Repeat every record below exactly, but leave out any pictures.

__Stored data__:
- - - - -

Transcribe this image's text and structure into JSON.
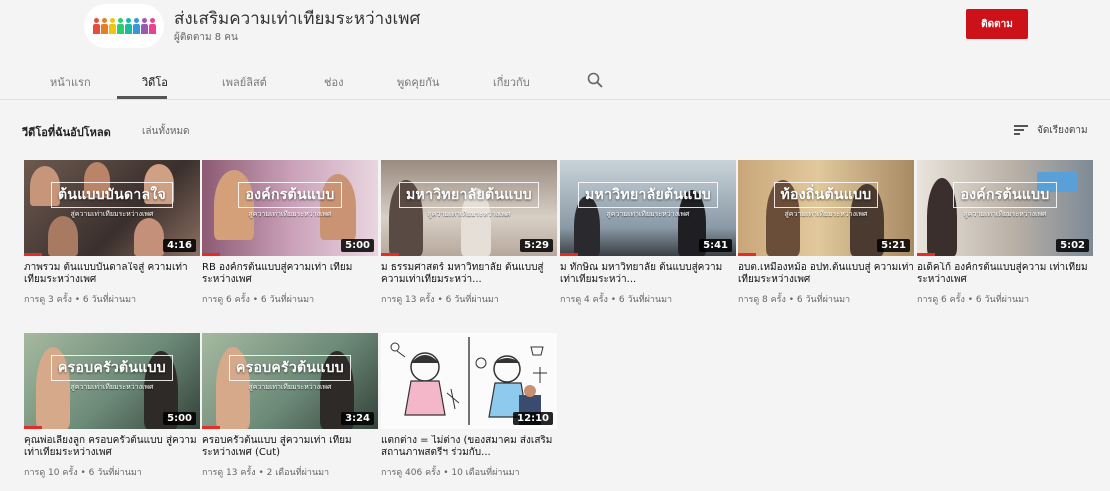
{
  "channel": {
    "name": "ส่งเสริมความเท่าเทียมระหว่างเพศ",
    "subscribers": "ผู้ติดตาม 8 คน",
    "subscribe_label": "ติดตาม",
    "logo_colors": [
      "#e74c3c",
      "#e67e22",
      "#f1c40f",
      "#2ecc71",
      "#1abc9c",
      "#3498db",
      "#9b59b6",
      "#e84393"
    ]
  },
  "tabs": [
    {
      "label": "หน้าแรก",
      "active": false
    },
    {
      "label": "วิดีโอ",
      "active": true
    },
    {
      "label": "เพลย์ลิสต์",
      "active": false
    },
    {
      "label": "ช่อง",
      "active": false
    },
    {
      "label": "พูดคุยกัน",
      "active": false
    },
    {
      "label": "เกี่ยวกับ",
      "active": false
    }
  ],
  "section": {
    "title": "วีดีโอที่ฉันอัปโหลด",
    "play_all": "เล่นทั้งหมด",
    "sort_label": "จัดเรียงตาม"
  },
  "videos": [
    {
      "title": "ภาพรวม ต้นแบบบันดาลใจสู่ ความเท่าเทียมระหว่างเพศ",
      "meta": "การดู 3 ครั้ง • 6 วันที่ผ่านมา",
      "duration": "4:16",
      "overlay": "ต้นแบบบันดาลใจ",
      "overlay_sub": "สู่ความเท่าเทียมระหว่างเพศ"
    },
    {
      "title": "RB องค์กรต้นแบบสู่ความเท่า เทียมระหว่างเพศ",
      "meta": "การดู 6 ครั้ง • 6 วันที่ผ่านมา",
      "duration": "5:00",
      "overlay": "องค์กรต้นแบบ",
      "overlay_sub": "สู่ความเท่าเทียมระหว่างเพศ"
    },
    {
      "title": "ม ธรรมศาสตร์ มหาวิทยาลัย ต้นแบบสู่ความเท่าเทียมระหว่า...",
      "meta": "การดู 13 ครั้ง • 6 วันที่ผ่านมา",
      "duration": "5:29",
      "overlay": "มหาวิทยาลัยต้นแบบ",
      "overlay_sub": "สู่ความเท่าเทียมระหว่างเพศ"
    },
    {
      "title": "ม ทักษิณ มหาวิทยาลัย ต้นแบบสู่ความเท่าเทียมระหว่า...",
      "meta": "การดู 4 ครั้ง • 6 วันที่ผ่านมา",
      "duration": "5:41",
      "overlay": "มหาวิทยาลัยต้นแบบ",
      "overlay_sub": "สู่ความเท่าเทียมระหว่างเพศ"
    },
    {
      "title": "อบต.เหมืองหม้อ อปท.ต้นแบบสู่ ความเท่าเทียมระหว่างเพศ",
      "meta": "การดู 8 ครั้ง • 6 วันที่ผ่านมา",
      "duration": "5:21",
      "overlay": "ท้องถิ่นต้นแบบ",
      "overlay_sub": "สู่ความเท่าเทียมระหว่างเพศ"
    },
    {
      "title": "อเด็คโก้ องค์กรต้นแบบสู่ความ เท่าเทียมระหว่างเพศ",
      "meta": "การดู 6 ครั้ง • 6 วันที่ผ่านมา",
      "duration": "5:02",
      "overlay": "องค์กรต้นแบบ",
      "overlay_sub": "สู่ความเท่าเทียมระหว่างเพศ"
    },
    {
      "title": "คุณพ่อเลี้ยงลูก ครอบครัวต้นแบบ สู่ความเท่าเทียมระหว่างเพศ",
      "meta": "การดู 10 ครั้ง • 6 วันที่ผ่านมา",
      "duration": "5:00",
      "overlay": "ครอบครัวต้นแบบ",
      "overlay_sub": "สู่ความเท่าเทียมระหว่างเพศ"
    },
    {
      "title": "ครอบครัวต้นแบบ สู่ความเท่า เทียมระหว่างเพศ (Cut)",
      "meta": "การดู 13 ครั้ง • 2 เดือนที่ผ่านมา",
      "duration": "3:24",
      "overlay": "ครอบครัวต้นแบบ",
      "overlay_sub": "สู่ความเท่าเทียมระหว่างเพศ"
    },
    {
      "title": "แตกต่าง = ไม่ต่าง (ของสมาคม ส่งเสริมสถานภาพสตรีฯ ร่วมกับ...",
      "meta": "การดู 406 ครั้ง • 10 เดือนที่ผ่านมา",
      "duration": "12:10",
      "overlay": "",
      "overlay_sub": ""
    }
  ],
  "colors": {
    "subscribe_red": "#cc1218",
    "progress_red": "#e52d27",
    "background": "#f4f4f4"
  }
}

- - - - -

__Output__:
Transcribe this image's text and structure into JSON.
{
  "channel": {
    "name": "ส่งเสริมความเท่าเทียมระหว่างเพศ",
    "subscribers": "ผู้ติดตาม 8 คน",
    "subscribe_label": "ติดตาม",
    "logo_colors": [
      "#e74c3c",
      "#e67e22",
      "#f1c40f",
      "#2ecc71",
      "#1abc9c",
      "#3498db",
      "#9b59b6",
      "#e84393"
    ]
  },
  "tabs": [
    {
      "label": "หน้าแรก",
      "active": false
    },
    {
      "label": "วิดีโอ",
      "active": true
    },
    {
      "label": "เพลย์ลิสต์",
      "active": false
    },
    {
      "label": "ช่อง",
      "active": false
    },
    {
      "label": "พูดคุยกัน",
      "active": false
    },
    {
      "label": "เกี่ยวกับ",
      "active": false
    }
  ],
  "section": {
    "title": "วีดีโอที่ฉันอัปโหลด",
    "play_all": "เล่นทั้งหมด",
    "sort_label": "จัดเรียงตาม"
  },
  "videos": [
    {
      "title": "ภาพรวม ต้นแบบบันดาลใจสู่ ความเท่าเทียมระหว่างเพศ",
      "meta": "การดู 3 ครั้ง • 6 วันที่ผ่านมา",
      "duration": "4:16",
      "overlay": "ต้นแบบบันดาลใจ",
      "overlay_sub": "สู่ความเท่าเทียมระหว่างเพศ"
    },
    {
      "title": "RB องค์กรต้นแบบสู่ความเท่า เทียมระหว่างเพศ",
      "meta": "การดู 6 ครั้ง • 6 วันที่ผ่านมา",
      "duration": "5:00",
      "overlay": "องค์กรต้นแบบ",
      "overlay_sub": "สู่ความเท่าเทียมระหว่างเพศ"
    },
    {
      "title": "ม ธรรมศาสตร์ มหาวิทยาลัย ต้นแบบสู่ความเท่าเทียมระหว่า...",
      "meta": "การดู 13 ครั้ง • 6 วันที่ผ่านมา",
      "duration": "5:29",
      "overlay": "มหาวิทยาลัยต้นแบบ",
      "overlay_sub": "สู่ความเท่าเทียมระหว่างเพศ"
    },
    {
      "title": "ม ทักษิณ มหาวิทยาลัย ต้นแบบสู่ความเท่าเทียมระหว่า...",
      "meta": "การดู 4 ครั้ง • 6 วันที่ผ่านมา",
      "duration": "5:41",
      "overlay": "มหาวิทยาลัยต้นแบบ",
      "overlay_sub": "สู่ความเท่าเทียมระหว่างเพศ"
    },
    {
      "title": "อบต.เหมืองหม้อ อปท.ต้นแบบสู่ ความเท่าเทียมระหว่างเพศ",
      "meta": "การดู 8 ครั้ง • 6 วันที่ผ่านมา",
      "duration": "5:21",
      "overlay": "ท้องถิ่นต้นแบบ",
      "overlay_sub": "สู่ความเท่าเทียมระหว่างเพศ"
    },
    {
      "title": "อเด็คโก้ องค์กรต้นแบบสู่ความ เท่าเทียมระหว่างเพศ",
      "meta": "การดู 6 ครั้ง • 6 วันที่ผ่านมา",
      "duration": "5:02",
      "overlay": "องค์กรต้นแบบ",
      "overlay_sub": "สู่ความเท่าเทียมระหว่างเพศ"
    },
    {
      "title": "คุณพ่อเลี้ยงลูก ครอบครัวต้นแบบ สู่ความเท่าเทียมระหว่างเพศ",
      "meta": "การดู 10 ครั้ง • 6 วันที่ผ่านมา",
      "duration": "5:00",
      "overlay": "ครอบครัวต้นแบบ",
      "overlay_sub": "สู่ความเท่าเทียมระหว่างเพศ"
    },
    {
      "title": "ครอบครัวต้นแบบ สู่ความเท่า เทียมระหว่างเพศ (Cut)",
      "meta": "การดู 13 ครั้ง • 2 เดือนที่ผ่านมา",
      "duration": "3:24",
      "overlay": "ครอบครัวต้นแบบ",
      "overlay_sub": "สู่ความเท่าเทียมระหว่างเพศ"
    },
    {
      "title": "แตกต่าง = ไม่ต่าง (ของสมาคม ส่งเสริมสถานภาพสตรีฯ ร่วมกับ...",
      "meta": "การดู 406 ครั้ง • 10 เดือนที่ผ่านมา",
      "duration": "12:10",
      "overlay": "",
      "overlay_sub": ""
    }
  ],
  "colors": {
    "subscribe_red": "#cc1218",
    "progress_red": "#e52d27",
    "background": "#f4f4f4"
  }
}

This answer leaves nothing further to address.